[Introduction]
- Type de publication : Chapitre d’ouvrage
- Ouvrage : Les Promesses du roman. Poétique de la prolepse sous l’Ancien Régime (1600-1750)
- Pages : 23 à 24
- Collection : L'Univers rhétorique, n° 11
Avec la prolepse, le narrateur, en anticipant explicitement sur l’histoire qu’il nous raconte, nous engage à faire de même et nous projette brusquement dans la suite du texte. Et l’on pourrait presque dire de lui ce que Jean Boivin, en 1715, disait d’Homère :
C’est un enchanteur, qui quand il luy plaît transporte tout d’un coup son lecteur de la terre au ciel, le fait assister aux déliberations des Dieux, & luy découvre l’avenir. Un moment après il le ramene où il l’a pris, & ne luy laisse voir que le present1.
Or, dans les études portant sur les spéculations et conjectures que suscite toute lecture, peu de place est généralement accordée au rôle remarquable de ce transport miraculeux qu’est la prolepse.
Les typologies les plus détaillées de cet objet complexe sont celles d’Eberhard Lämmert dans Bauformen des Erzählens (« Structures du récit »), paru en 19552, et de Gérard Genette dans Figures III, paru en 19723. Chez le critique allemand, la réflexion intervient dans un chapitre sur la cohésion de l’œuvre narrative4. Selon lui, les différents phénomènes de rétrospection et d’anticipation introduisent des liaisons dans le texte et servent ainsi à conférer à la narration sa cohésion ou ce qu’il nomme une certaine « rondeur5 ». C’est donc sous l’angle des « relations à distance6 » entre différents éléments textuels, de l’architecture narrative,
24de son organisation dans l’espace, qu’E. Lämmert aborde la question7. Chez G. Genette, l’étude des prolepses se situe dans un chapitre intitulé « Ordre », où « l’ordre de disposition des événements ou segments temporels dans le discours narratif » est confronté à « l’ordre de succession de ces mêmes événements ou segments temporels dans l’histoire8 ». C’est la notion de distorsion temporelle qui l’intéresse.

— SEGMENT DE DONNÉES —
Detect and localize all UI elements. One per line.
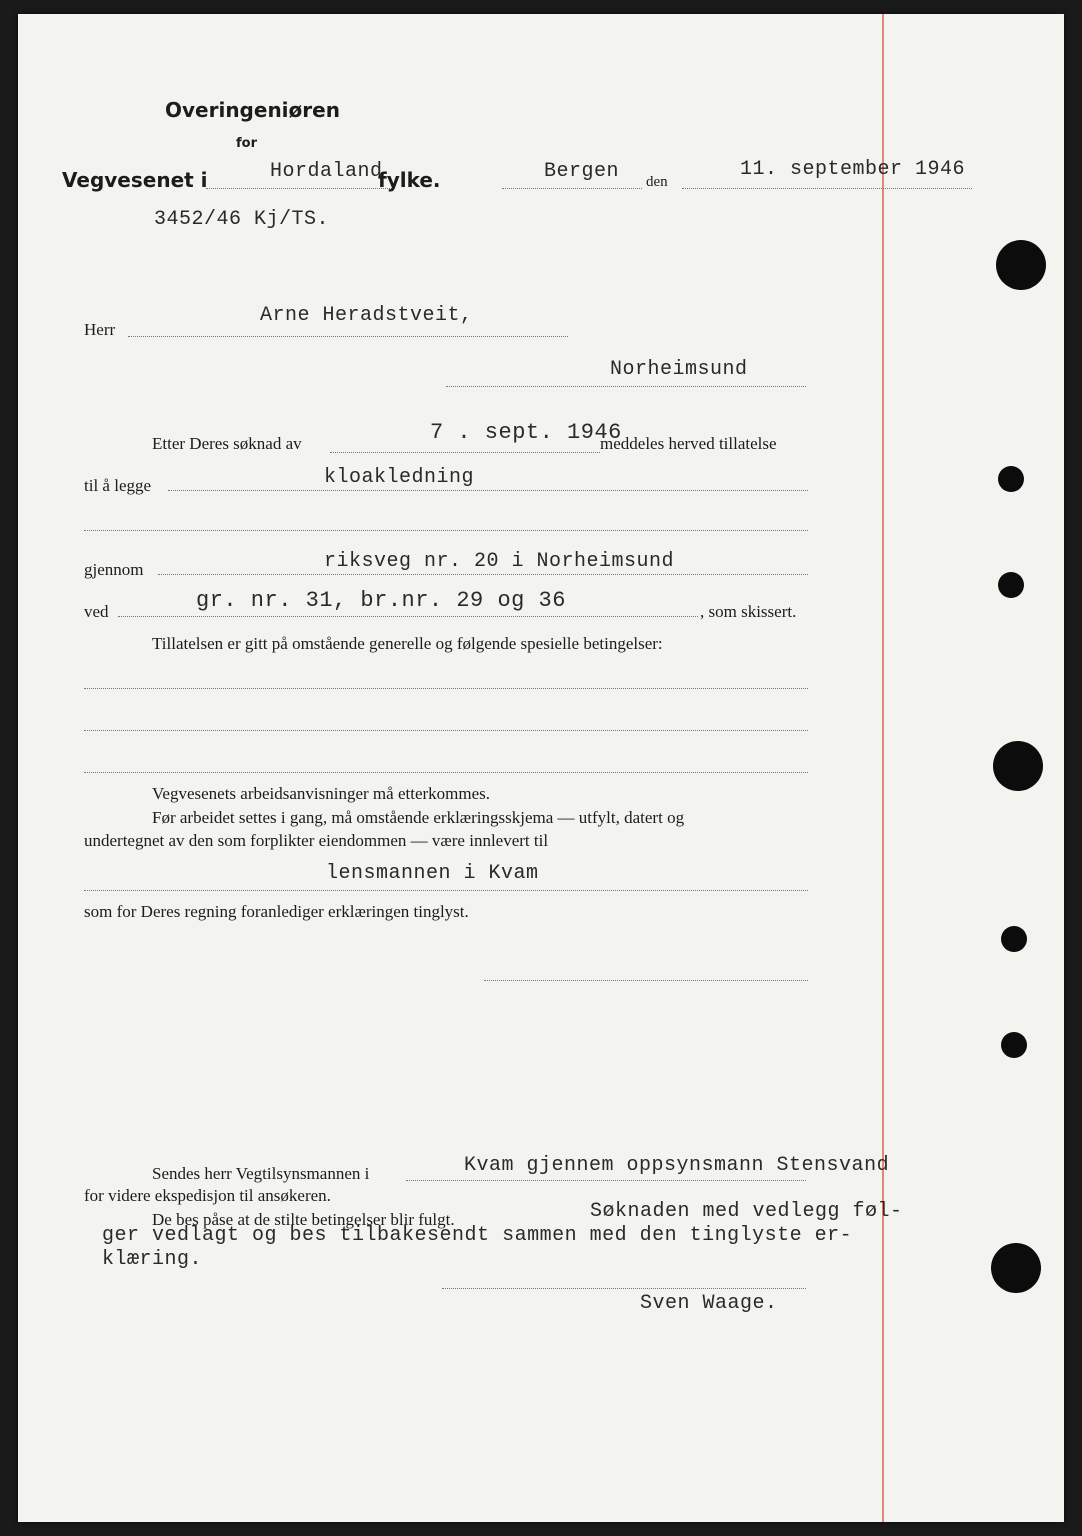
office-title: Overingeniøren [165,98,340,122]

— CONSIGNE —
Poursuivez l'extrait consacré à la prolepse dans le roman en reprenant après sa dernière phrase. Les données forment un matériau distinct de l'extrait.

— RÉPONSE FINALE —
Nous partirons du modèle proposé par G. Genette, qui a l’avantage d’offrir une description abstraite du procédé et de mettre l’accent sur l’organisation temporelle, que doit nécessairement prendre en compte une recherche sur la tension narrative9, mais nous adapterons sa typologie à une approche « dynamique » qui permette de cerner la manière dont le procédé est perçu au fil de la lecture. La question des frontières définitionnelles de la prolepse se doublera de celle de son repérage : une prolepse peut-elle s’avancer masquée et se faire passer temporairement, non pour un excursus hors du chemin chronologique normal, mais pour la continuation du récit premier ? À quels signes la reconnaissons-nous ? Dans cette première partie inévitablement aride, nous aurons à décrire certains processus qui sont largement inconscients et relèvent d’automatismes de lecture, certains problèmes que le lecteur règle de manière intuitive. Et il arrivera que nous nous arrêtions là où le lecteur passe sans y songer.
1 J. Boivin, Apologie d’Homère et bouclier d’Achille, Paris, François Jouenne, 1715, p. 30.
2 Les critiques française et anglo-saxonne ne se réfèrent presque jamais à la riche étude d’E. Lämmert, sans doute pour une raison triviale : son ouvrage, quoique réédité à de nombreuses reprises en Allemagne, n’a jamais été traduit.
3 Onze ans après Figures III, G. Genette fait allusion aux travaux d’E. Lämmert, quand il écrit dans Nouveau discours du récit : « Je connaissais les grandes lignes du travail de Lämmert lorsque j’ai produit le mien, et il est évident que j’aurais dû m’y référer davantage. Mais les deux systèmes sont d’esprits fort différents. La classification de Lämmert […] est en un sens moins analytique que la mienne […] » (Paris, Éd. du Seuil, 1983, p. 22).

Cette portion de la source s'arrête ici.